- [EXTRACTED MATERIAL]

+++

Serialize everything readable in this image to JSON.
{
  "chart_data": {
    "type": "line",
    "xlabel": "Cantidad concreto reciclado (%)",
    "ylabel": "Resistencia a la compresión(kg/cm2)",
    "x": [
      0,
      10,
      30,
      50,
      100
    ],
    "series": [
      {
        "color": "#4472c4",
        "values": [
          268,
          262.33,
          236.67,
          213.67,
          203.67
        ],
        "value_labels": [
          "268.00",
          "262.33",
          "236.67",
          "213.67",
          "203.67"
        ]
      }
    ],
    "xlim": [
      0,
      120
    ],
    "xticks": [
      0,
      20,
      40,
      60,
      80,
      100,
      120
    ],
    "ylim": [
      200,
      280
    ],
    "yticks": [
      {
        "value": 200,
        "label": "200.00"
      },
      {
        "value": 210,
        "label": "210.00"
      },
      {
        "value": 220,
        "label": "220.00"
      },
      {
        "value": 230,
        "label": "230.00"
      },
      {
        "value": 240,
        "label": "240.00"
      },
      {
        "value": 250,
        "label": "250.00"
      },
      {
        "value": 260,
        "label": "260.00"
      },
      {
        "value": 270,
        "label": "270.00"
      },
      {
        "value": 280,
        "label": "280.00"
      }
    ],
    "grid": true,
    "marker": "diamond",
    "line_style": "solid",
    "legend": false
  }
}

+++

- [WRITTEN REQUEST] Write out the data exactly as it stands.

- [WRITTEN RESPONSE]
Serialize everything readable in this image to JSON.
{
  "chart_data": {
    "type": "line",
    "xlabel": "Cantidad concreto reciclado (%)",
    "ylabel": "Resistencia a la compresión(kg/cm2)",
    "x": [
      0,
      10,
      30,
      50,
      100
    ],
    "series": [
      {
        "color": "#4472c4",
        "values": [
          268,
          262.33,
          236.67,
          213.67,
          203.67
        ],
        "value_labels": [
          "268.00",
          "262.33",
          "236.67",
          "213.67",
          "203.67"
        ]
      }
    ],
    "xlim": [
      0,
      120
    ],
    "xticks": [
      0,
      20,
      40,
      60,
      80,
      100,
      120
    ],
    "ylim": [
      200,
      280
    ],
    "yticks": [
      {
        "value": 200,
        "label": "200.00"
      },
      {
        "value": 210,
        "label": "210.00"
      },
      {
        "value": 220,
        "label": "220.00"
      },
      {
        "value": 230,
        "label": "230.00"
      },
      {
        "value": 240,
        "label": "240.00"
      },
      {
        "value": 250,
        "label": "250.00"
      },
      {
        "value": 260,
        "label": "260.00"
      },
      {
        "value": 270,
        "label": "270.00"
      },
      {
        "value": 280,
        "label": "280.00"
      }
    ],
    "grid": true,
    "marker": "diamond",
    "line_style": "solid",
    "legend": false
  }
}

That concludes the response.